*What this task involves:* Below are some records. Say in a single number how many of their lines include the word "println".
+ + + + +
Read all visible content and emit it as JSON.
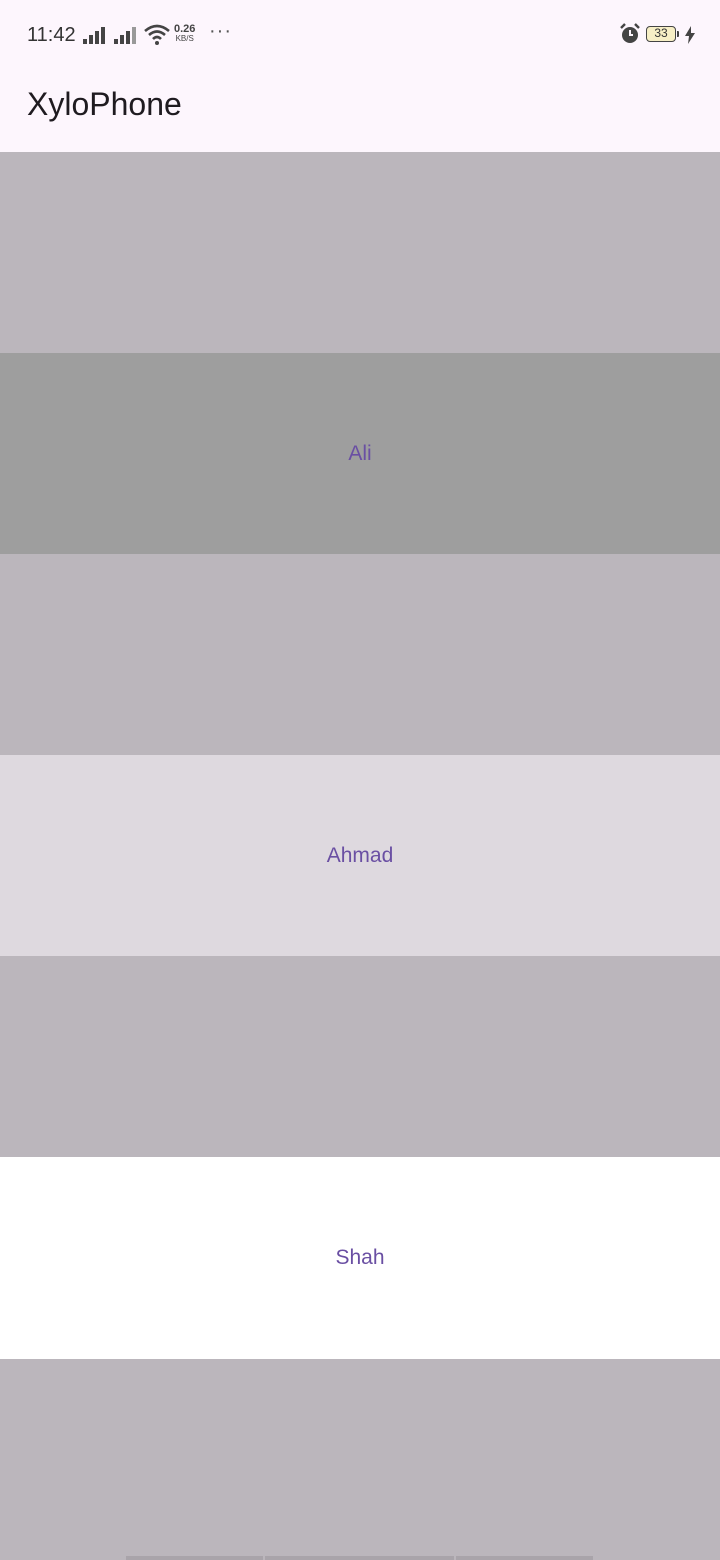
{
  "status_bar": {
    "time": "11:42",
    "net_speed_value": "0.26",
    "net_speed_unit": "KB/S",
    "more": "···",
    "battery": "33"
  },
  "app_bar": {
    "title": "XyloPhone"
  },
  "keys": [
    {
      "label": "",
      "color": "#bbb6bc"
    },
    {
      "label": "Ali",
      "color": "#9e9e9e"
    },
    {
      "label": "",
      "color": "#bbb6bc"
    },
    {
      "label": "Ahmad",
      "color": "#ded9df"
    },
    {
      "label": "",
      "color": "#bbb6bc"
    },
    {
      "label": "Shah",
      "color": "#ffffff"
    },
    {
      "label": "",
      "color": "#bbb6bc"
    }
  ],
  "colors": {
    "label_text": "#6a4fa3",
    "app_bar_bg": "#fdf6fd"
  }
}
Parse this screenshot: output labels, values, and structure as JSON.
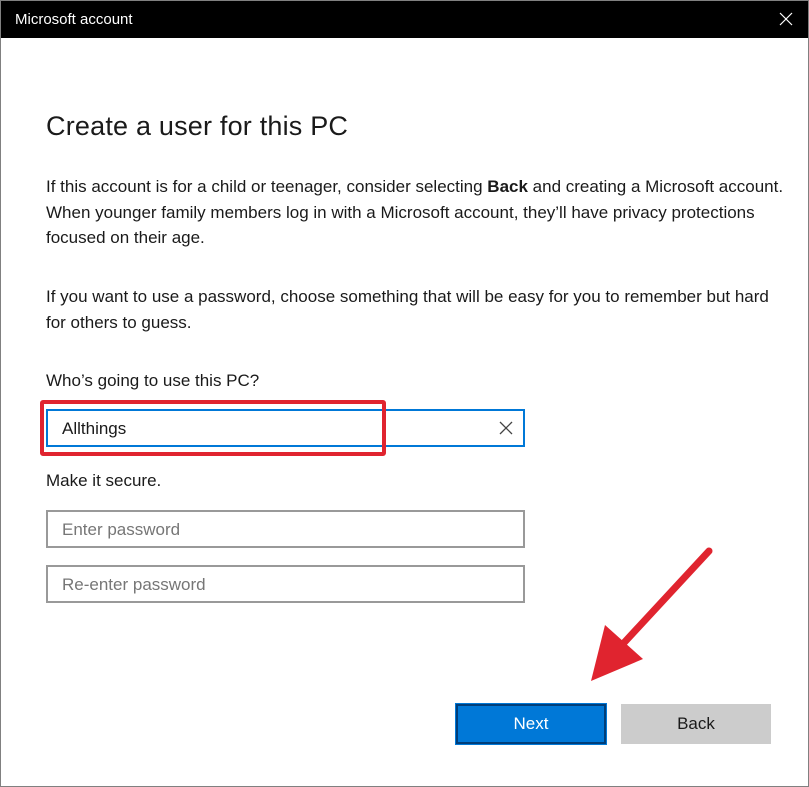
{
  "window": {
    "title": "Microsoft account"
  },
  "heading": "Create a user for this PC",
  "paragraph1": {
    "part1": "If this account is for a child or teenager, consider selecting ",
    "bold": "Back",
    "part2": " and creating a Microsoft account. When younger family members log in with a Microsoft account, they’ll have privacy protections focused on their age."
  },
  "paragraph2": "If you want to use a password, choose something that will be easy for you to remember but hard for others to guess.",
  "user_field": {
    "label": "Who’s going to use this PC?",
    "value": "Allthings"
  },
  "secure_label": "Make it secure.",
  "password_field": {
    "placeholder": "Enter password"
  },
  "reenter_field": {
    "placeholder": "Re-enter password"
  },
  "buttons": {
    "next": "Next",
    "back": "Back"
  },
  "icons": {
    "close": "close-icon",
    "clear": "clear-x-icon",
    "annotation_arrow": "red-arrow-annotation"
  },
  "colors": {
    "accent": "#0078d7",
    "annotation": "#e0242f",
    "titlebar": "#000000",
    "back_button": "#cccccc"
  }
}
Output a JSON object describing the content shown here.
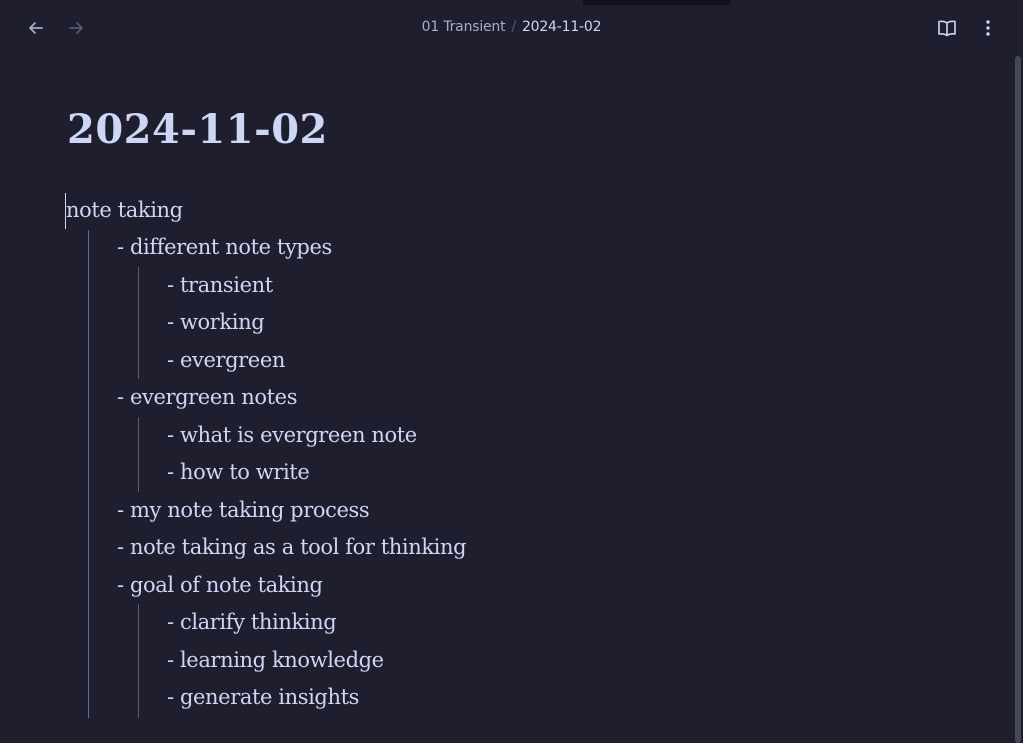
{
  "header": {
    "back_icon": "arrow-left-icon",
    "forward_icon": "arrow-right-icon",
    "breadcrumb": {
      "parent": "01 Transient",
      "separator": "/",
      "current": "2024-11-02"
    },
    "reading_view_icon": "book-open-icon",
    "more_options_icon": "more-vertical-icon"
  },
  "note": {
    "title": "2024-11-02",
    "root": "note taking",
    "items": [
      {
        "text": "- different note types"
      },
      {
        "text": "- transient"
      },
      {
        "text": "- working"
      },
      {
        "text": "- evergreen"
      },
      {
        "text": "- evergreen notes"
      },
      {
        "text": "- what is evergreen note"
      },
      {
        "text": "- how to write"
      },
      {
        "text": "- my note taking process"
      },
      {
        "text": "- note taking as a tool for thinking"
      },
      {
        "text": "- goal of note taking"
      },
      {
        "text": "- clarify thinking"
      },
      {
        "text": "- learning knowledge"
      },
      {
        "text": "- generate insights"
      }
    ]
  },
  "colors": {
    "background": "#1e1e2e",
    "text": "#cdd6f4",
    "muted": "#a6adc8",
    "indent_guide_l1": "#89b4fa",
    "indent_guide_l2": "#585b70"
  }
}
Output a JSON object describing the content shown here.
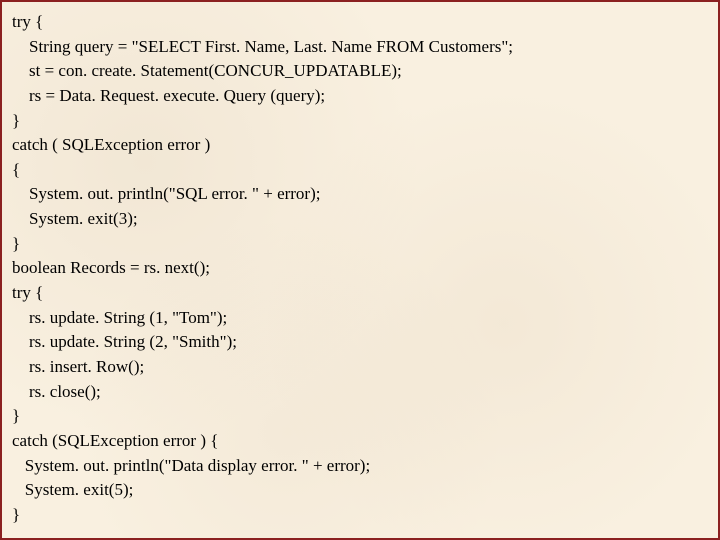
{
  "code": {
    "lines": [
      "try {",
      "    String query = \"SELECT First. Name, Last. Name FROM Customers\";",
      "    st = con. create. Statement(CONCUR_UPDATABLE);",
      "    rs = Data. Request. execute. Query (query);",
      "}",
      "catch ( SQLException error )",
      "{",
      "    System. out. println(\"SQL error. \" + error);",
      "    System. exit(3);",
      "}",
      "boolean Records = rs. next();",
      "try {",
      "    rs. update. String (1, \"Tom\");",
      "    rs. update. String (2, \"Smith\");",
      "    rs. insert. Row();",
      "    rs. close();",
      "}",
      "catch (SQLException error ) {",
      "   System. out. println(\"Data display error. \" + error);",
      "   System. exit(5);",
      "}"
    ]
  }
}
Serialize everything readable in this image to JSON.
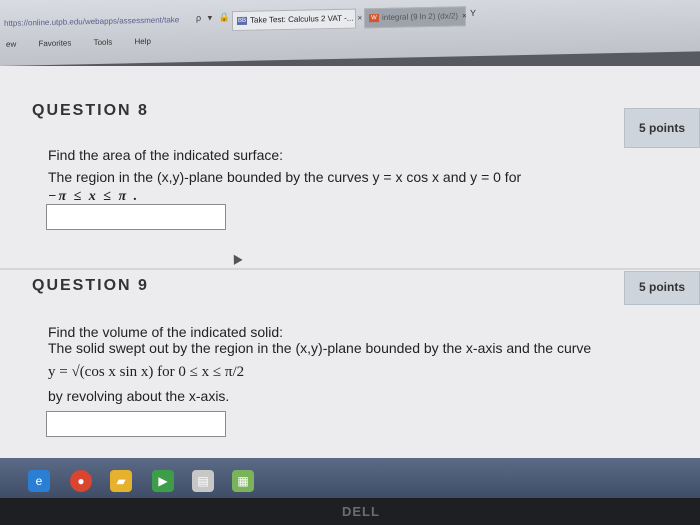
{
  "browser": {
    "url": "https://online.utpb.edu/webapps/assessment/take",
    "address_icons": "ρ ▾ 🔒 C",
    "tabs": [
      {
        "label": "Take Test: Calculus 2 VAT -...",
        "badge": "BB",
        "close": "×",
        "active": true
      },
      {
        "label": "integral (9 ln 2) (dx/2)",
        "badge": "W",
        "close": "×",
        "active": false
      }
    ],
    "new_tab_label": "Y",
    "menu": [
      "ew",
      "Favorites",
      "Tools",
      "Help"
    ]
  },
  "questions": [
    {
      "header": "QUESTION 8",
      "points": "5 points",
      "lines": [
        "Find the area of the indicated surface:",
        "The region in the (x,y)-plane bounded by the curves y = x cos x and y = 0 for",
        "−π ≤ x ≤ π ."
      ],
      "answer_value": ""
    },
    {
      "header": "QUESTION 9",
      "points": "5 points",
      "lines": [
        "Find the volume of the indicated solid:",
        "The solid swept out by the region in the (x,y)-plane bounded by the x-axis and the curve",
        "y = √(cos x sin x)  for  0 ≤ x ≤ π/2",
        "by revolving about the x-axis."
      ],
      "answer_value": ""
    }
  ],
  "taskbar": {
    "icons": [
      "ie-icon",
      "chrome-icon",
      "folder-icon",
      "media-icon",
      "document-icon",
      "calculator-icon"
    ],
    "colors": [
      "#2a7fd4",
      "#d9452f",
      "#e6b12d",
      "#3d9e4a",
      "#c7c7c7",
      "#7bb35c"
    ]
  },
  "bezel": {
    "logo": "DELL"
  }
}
+ + + + +
*Problem solution:* 2